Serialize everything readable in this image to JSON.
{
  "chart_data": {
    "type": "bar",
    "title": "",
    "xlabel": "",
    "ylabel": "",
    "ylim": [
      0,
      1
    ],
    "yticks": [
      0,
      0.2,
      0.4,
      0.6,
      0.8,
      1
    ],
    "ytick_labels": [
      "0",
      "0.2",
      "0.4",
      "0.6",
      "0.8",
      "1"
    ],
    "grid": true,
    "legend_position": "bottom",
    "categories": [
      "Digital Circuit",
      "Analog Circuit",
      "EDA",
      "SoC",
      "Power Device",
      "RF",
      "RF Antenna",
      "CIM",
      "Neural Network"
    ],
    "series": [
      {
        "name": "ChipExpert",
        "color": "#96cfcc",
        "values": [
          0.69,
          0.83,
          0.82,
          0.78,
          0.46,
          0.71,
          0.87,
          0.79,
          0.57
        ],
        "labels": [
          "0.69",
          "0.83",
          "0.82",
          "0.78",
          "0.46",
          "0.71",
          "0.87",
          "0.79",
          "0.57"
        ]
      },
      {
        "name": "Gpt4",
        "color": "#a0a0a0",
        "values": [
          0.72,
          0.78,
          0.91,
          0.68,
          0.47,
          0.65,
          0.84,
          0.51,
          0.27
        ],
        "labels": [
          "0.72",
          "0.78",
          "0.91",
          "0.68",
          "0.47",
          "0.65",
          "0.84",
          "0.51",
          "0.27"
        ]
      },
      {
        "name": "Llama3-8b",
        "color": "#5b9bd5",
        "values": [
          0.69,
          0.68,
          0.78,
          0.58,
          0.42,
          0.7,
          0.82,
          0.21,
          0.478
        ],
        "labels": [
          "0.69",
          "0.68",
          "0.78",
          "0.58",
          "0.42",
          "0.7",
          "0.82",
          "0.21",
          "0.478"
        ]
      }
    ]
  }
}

● ● ● ●

- _EXERCISE_: Gather every line from the entries above where the word "name" appears, and copy them.

- _PROBLEM SOLUTION_:
        "name": "ChipExpert",
        "name": "Gpt4",
        "name": "Llama3-8b",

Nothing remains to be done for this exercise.